Stored dataset items:
%%

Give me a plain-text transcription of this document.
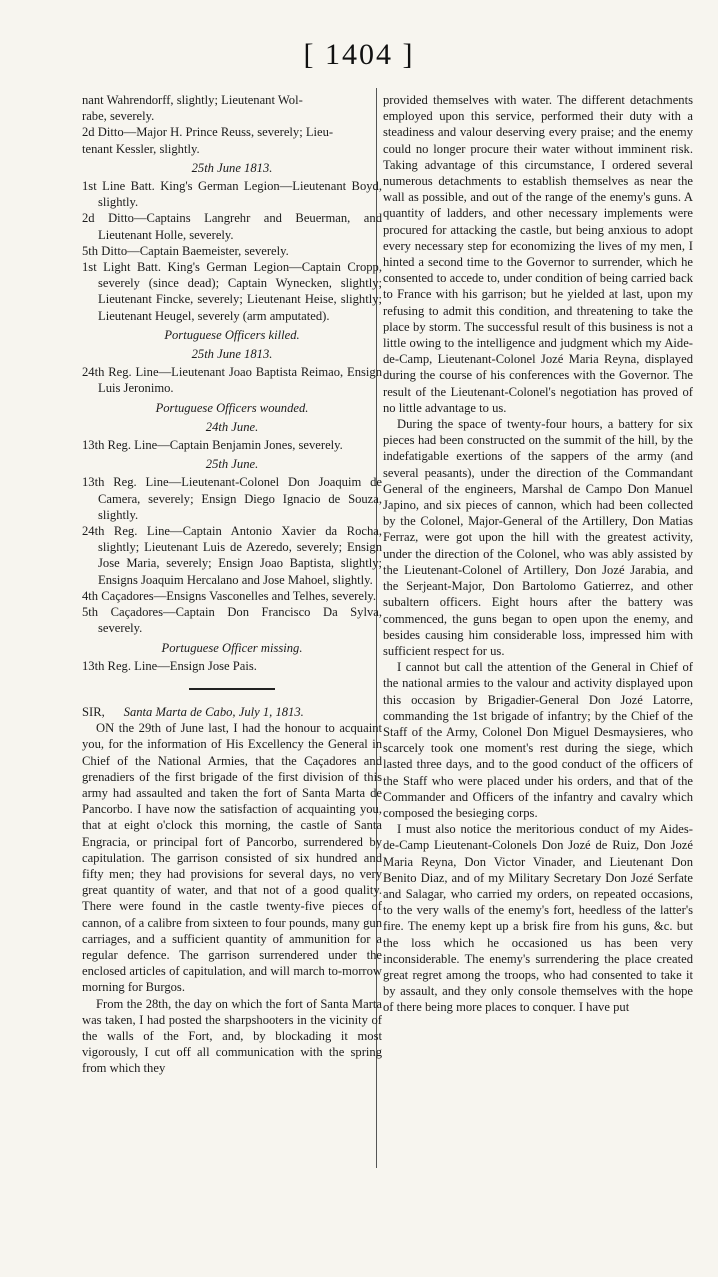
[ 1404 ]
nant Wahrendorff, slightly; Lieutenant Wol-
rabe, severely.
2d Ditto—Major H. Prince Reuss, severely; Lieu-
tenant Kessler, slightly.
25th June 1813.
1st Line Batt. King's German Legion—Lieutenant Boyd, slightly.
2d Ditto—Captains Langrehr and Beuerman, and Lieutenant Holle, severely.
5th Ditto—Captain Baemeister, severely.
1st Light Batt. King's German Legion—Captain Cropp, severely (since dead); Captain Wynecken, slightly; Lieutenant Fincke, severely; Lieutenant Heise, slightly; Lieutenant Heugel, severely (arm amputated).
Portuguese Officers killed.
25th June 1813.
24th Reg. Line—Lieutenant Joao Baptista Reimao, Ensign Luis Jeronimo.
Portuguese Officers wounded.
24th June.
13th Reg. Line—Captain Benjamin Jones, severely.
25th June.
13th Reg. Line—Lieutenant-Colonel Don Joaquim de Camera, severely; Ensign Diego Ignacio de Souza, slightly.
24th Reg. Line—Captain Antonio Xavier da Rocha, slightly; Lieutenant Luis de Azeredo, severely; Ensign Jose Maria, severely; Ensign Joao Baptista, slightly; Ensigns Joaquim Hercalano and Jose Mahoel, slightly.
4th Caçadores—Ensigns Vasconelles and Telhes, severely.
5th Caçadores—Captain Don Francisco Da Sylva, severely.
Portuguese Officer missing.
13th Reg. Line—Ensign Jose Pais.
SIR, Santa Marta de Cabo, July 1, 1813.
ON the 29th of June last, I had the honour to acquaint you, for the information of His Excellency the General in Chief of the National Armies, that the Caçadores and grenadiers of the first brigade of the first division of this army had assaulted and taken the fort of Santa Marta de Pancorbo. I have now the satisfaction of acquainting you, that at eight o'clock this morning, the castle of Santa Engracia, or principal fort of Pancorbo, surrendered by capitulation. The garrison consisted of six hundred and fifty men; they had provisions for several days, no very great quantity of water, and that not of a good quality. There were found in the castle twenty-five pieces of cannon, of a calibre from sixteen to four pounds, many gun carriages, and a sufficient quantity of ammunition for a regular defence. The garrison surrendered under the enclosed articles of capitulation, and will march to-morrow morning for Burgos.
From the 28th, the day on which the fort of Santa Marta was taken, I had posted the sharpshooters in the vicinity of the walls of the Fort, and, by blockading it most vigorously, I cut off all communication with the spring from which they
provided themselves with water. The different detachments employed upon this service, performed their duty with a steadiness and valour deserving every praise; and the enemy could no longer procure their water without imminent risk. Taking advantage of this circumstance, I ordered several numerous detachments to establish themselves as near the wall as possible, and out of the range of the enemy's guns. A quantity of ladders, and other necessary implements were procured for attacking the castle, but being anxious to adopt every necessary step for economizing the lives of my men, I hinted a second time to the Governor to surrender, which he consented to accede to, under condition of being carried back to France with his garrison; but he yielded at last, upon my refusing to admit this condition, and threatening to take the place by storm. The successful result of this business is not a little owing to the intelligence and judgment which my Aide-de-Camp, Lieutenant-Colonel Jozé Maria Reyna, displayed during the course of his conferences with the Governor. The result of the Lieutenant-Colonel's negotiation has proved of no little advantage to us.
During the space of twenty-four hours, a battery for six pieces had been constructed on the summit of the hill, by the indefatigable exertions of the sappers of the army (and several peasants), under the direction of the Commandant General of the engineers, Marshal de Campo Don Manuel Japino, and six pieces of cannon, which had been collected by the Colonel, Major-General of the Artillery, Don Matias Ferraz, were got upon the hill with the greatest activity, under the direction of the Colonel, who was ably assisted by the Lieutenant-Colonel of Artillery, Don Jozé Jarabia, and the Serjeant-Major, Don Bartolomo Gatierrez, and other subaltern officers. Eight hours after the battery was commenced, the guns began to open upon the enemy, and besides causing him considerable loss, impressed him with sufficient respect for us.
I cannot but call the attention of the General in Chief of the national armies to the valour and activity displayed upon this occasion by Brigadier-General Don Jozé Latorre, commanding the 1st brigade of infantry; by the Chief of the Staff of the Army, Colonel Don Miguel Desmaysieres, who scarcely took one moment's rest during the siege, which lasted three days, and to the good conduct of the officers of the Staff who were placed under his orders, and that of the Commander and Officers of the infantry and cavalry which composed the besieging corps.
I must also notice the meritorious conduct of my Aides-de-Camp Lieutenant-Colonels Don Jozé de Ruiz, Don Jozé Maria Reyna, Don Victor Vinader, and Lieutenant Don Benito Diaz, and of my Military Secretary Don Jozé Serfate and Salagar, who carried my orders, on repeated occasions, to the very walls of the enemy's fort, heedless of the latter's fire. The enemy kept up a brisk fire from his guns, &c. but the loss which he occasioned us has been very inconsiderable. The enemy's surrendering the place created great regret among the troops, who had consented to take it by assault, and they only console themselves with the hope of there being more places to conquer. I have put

%%

SHORT EXERCISE -
Across the data above, how many lines include the word "Jose"? Give only the count.

THE RESULT -
2